What is needed here is an exact copy of every entry.

━━━ Records to use

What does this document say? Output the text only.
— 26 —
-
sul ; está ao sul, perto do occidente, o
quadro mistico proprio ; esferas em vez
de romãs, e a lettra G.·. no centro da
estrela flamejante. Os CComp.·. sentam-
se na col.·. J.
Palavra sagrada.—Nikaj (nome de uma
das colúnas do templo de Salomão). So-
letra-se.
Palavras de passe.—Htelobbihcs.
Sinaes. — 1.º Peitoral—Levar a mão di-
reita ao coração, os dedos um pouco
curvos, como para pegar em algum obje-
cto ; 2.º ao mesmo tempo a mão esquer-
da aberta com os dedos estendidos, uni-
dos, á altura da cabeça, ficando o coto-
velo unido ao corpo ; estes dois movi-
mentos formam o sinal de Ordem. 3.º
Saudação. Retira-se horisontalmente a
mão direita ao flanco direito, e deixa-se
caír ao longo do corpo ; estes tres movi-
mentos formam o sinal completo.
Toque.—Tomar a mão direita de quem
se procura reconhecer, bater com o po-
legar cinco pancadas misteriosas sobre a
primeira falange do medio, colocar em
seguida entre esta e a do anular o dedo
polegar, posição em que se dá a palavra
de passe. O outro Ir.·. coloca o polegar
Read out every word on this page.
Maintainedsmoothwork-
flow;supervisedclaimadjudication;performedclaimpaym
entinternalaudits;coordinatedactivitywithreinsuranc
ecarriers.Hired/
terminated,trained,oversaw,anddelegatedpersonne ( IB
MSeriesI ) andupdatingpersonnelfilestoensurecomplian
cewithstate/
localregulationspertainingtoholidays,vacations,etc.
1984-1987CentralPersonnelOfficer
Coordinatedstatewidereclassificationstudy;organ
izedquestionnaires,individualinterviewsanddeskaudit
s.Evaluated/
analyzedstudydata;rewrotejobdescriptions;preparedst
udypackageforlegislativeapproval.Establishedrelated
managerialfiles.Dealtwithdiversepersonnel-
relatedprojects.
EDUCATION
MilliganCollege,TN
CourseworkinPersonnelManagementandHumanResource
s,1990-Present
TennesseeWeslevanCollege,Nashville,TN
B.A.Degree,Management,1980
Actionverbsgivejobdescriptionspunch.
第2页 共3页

━━━━━━

__Result for this task__
What does this document say? Output the text only.
— 26 —
-
sul ; está ao sul, perto do occidente, o
quadro mistico proprio ; esferas em vez
de romãs, e a lettra G.·. no centro da
estrela flamejante. Os CComp.·. sentam-
se na col.·. J.
Palavra sagrada.—Nikaj (nome de uma
das colúnas do templo de Salomão). So-
letra-se.
Palavras de passe.—Htelobbihcs.
Sinaes. — 1.º Peitoral—Levar a mão di-
reita ao coração, os dedos um pouco
curvos, como para pegar em algum obje-
cto ; 2.º ao mesmo tempo a mão esquer-
da aberta com os dedos estendidos, uni-
dos, á altura da cabeça, ficando o coto-
velo unido ao corpo ; estes dois movi-
mentos formam o sinal de Ordem. 3.º
Saudação. Retira-se horisontalmente a
mão direita ao flanco direito, e deixa-se
caír ao longo do corpo ; estes tres movi-
mentos formam o sinal completo.
Toque.—Tomar a mão direita de quem
se procura reconhecer, bater com o po-
legar cinco pancadas misteriosas sobre a
primeira falange do medio, colocar em
seguida entre esta e a do anular o dedo
polegar, posição em que se dá a palavra
de passe. O outro Ir.·. coloca o polegar
Read out every word on this page.
Maintainedsmoothwork-
flow;supervisedclaimadjudication;performedclaimpaym
entinternalaudits;coordinatedactivitywithreinsuranc
ecarriers.Hired/
terminated,trained,oversaw,anddelegatedpersonne ( IB
MSeriesI ) andupdatingpersonnelfilestoensurecomplian
cewithstate/
localregulationspertainingtoholidays,vacations,etc.
1984-1987CentralPersonnelOfficer
Coordinatedstatewidereclassificationstudy;organ
izedquestionnaires,individualinterviewsanddeskaudit
s.Evaluated/
analyzedstudydata;rewrotejobdescriptions;preparedst
udypackageforlegislativeapproval.Establishedrelated
managerialfiles.Dealtwithdiversepersonnel-
relatedprojects.
EDUCATION
MilliganCollege,TN
CourseworkinPersonnelManagementandHumanResource
s,1990-Present
TennesseeWeslevanCollege,Nashville,TN
B.A.Degree,Management,1980
Actionverbsgivejobdescriptionspunch.
第2页 共3页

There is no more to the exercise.